■ Task
Search the listing below for the word "Play" and copy each line that holds it.

■ Supplied records

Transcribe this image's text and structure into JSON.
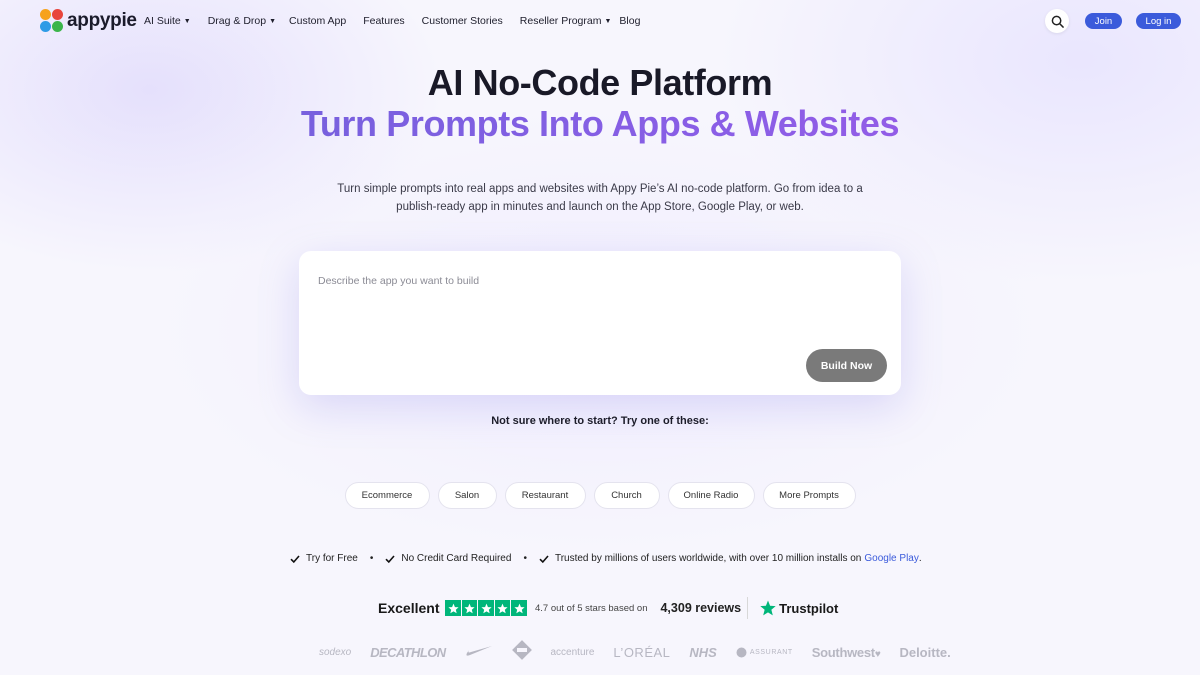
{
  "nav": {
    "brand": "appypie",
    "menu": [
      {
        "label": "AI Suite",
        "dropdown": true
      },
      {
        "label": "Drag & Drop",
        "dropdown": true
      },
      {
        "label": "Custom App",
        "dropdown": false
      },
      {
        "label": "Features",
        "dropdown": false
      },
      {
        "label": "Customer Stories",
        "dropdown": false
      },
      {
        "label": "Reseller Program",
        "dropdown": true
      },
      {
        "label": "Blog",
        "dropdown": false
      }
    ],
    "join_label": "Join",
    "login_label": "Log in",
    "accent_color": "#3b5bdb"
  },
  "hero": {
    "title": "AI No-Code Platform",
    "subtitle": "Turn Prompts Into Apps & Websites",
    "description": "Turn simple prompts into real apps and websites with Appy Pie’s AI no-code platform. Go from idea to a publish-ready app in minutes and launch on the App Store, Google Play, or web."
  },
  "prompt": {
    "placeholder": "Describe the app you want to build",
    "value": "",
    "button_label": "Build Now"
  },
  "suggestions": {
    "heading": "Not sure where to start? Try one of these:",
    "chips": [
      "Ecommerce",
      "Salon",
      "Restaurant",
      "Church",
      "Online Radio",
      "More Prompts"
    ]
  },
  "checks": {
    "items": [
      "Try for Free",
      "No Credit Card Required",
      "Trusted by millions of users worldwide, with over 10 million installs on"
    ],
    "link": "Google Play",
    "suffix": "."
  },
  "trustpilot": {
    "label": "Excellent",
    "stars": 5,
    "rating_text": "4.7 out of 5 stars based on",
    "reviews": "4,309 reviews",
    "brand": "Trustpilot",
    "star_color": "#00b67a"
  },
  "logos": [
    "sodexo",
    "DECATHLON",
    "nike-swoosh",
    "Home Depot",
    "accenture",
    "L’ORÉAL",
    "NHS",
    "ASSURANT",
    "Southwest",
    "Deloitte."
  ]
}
==
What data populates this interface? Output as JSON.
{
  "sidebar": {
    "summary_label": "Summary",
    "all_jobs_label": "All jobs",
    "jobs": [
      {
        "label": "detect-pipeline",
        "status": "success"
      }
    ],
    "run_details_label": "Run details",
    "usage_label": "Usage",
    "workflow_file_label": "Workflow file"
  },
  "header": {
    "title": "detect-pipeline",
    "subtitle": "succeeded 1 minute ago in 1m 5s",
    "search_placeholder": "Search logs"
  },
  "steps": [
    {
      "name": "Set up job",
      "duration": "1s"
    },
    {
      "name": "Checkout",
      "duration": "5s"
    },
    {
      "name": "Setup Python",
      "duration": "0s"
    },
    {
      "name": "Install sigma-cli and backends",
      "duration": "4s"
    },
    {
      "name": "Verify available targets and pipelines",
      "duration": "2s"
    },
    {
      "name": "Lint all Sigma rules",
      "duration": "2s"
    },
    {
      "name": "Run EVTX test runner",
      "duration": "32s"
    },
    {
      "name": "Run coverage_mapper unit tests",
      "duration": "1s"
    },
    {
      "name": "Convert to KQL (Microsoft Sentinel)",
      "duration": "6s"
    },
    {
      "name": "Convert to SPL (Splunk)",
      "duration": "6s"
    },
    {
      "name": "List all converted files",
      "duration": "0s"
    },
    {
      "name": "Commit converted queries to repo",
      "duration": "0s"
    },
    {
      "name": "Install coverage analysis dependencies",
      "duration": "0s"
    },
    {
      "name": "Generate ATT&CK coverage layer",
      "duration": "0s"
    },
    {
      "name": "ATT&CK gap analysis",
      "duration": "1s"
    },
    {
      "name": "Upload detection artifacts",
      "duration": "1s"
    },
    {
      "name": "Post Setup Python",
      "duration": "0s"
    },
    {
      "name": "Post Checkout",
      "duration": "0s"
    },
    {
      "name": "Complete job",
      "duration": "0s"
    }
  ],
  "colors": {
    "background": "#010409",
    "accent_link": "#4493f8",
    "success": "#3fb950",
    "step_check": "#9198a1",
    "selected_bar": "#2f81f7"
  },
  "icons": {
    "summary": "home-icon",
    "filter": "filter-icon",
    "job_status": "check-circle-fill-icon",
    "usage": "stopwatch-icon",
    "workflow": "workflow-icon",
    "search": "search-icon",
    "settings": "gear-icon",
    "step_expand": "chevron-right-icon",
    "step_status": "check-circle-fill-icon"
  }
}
==
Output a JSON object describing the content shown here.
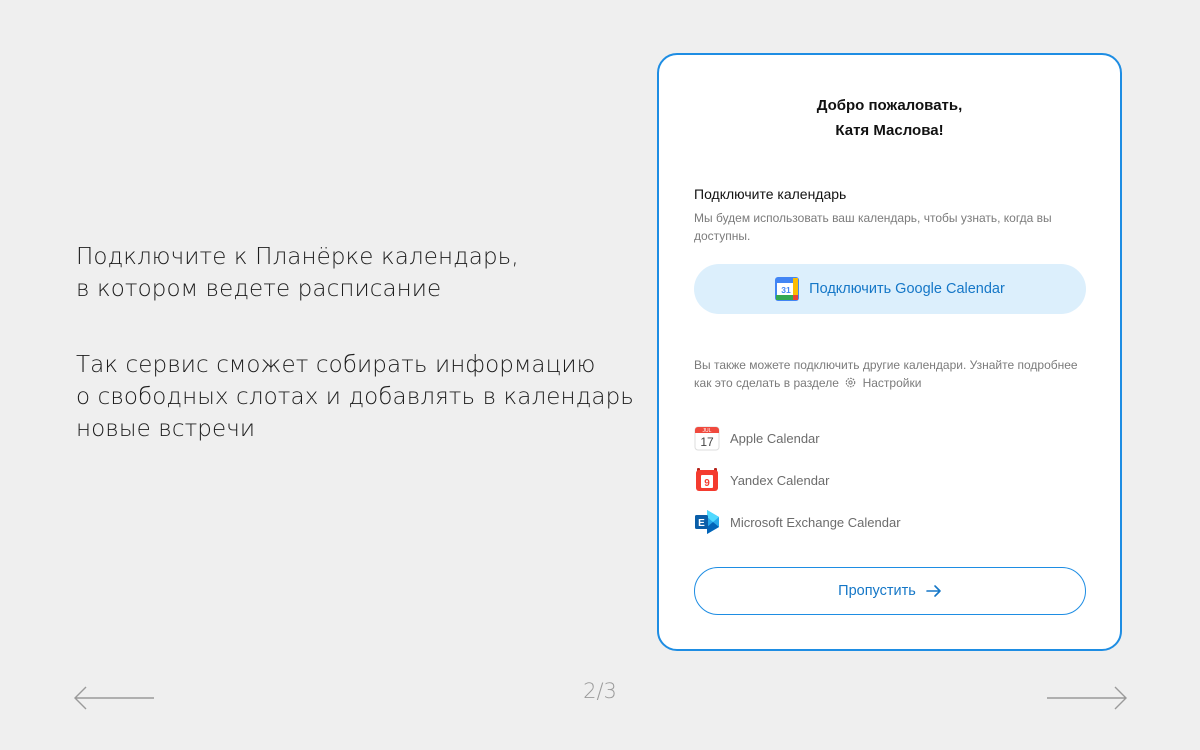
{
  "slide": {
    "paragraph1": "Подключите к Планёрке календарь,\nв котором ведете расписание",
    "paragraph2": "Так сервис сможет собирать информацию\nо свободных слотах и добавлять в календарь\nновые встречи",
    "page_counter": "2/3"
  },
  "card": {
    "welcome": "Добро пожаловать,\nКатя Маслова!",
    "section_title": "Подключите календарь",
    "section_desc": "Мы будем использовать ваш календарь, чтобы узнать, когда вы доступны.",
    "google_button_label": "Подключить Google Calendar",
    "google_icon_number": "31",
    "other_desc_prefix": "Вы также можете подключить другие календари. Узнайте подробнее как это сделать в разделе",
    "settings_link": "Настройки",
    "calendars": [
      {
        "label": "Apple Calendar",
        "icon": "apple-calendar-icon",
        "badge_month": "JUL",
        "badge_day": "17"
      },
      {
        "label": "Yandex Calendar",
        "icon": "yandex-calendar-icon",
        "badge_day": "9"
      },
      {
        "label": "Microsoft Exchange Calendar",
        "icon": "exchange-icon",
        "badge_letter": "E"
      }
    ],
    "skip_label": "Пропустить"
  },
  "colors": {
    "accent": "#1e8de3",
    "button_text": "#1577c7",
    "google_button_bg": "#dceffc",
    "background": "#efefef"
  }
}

■ Expected output
    "description": "Turn simple prompts into real apps and websites with Appy Pie’s AI no-code platform. Go from idea to a publish-ready app in minutes and launch on the App Store, Google Play, or web."
    "link": "Google Play",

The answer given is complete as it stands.